> **Task instructions**
Gather every line of the entries that includes the word "area".

[A block of data]
** Begin **

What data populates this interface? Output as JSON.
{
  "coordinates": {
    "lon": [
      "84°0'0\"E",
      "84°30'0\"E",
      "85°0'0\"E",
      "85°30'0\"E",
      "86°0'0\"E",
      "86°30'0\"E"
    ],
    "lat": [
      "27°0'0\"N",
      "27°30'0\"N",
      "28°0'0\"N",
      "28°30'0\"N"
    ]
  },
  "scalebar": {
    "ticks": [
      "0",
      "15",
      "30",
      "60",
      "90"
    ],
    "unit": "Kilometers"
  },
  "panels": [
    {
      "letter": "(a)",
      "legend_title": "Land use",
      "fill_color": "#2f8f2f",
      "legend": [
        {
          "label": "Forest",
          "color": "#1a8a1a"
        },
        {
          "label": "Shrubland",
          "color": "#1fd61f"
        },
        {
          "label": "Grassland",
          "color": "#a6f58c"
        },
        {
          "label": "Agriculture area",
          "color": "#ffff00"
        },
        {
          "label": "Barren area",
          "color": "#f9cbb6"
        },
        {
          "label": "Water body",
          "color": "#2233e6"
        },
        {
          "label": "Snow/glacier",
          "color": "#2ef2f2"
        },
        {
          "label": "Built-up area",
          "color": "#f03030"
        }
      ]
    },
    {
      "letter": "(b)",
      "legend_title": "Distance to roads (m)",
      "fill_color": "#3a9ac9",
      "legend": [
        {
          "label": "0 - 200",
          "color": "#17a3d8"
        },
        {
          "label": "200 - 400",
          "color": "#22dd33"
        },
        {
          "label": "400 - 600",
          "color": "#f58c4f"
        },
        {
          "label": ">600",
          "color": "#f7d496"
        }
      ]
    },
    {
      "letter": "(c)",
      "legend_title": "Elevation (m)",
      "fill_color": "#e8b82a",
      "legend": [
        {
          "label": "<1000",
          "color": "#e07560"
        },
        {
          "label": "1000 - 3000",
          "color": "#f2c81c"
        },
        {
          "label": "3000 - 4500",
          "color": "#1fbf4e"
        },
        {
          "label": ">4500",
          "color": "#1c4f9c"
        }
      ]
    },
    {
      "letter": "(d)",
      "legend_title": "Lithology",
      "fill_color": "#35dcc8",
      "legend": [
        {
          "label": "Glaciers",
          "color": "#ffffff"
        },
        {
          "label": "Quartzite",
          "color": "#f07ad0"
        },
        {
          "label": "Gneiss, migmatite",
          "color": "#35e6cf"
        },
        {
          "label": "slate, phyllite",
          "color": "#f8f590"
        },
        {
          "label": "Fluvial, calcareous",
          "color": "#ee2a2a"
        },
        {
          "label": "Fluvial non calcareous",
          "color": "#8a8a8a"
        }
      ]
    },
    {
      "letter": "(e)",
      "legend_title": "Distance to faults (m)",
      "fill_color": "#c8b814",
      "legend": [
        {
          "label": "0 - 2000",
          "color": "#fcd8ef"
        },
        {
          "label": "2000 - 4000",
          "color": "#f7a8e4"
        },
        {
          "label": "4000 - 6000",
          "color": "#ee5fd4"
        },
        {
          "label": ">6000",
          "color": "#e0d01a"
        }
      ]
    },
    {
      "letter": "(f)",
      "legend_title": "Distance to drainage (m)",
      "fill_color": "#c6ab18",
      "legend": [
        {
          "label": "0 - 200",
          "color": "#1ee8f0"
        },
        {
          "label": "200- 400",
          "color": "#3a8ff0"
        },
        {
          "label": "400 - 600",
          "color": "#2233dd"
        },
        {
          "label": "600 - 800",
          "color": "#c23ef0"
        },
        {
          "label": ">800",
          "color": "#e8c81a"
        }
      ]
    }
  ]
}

** End **

> **Reply**
          "label": "Agriculture area",
          "label": "Barren area",
          "label": "Built-up area",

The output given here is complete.